SUPPLIED TEXT:

Saturday, January 22, 2011

{i'm a techno fuddy-dud}

There.  I confess.  It is out.

It shocks you I know {NOT!}  But, I do know it drives some crazy.  I am sorry for that.   

I am such a fuddy-dud when it comes to the ever-changing, quick-as-lightening technological launches and advances.   It's almost as though my brain decides it's not worth the effort of the ease it is suppose to bring.  It seems to keep me even more crazy-busy. 

It was most likely birthed in my childhood.

I think we got our first phone when I was around 14.  Prior to that I would walk to my grandmother's house to use her phone the moment I got home from school.   Of course to call my friends who I had just seen at school.

You would have thought that would have sparked it.  Well, it didn't.  That was like the beginning and the end all rolled up into one. 

Now, let me explain.  I love having a vehicle, a dishwasher, a refrigerator, etc. It's the phone and computer type variety that keeps me playing catch up continuously.

When Atari hit, I detested it.  I would watch my best friend and her brother play it for hours, but, I wanted no part of it.    If you would give me a board game, then I was all over it.  The kids do have hand-held games and a Wii.  But, I could not tell you the difference between an Xbox, PlayStation, etc.   Poor guys.  I drag them right down with me in all my glory.

Commodore 64.  My friends and neighbors were getting them left and right.  Nah, I would pass.  I used it as I was required at school.  The end.

The cell phone.  Well, I loved that, but I am quite certain I was the very last person on earth to give up her bag phone.  I even tried to get an upgrade when there really weren't too many options.   Maybe I heard one too many radiation stories on that.  But, no worries, I eventually converted, but it was not with ease.   I still have it somewhere, just in case.

We will skip a few years of inventions and dive into cameras.  I think I was one of the last ones there as well.  I wanted no part of digital.  Hated, hated, hated every aspect of it.  Thus, I kept wracking up the film and processing bills until it was almost criminal.   So, due to the funding situation,  I caved.  It is one of my only conversions I am happy about.

EXERCISE OBJECTIVE:
In the blog post about being a techno fuddy-dud, about how old was the writer when the family got its first phone?

SOURCE EXCERPT:
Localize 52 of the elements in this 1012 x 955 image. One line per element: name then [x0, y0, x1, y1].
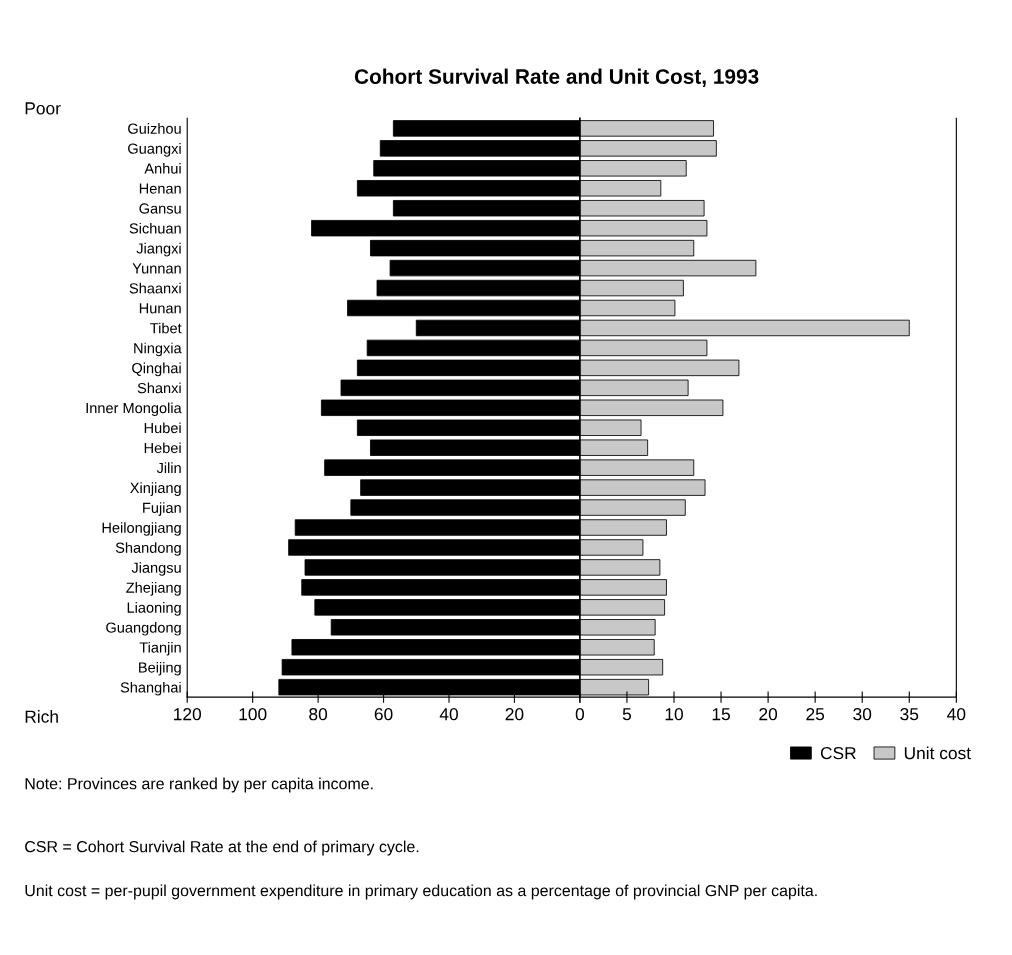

SOLUTION TO THIS EXERCISE:
Around 14.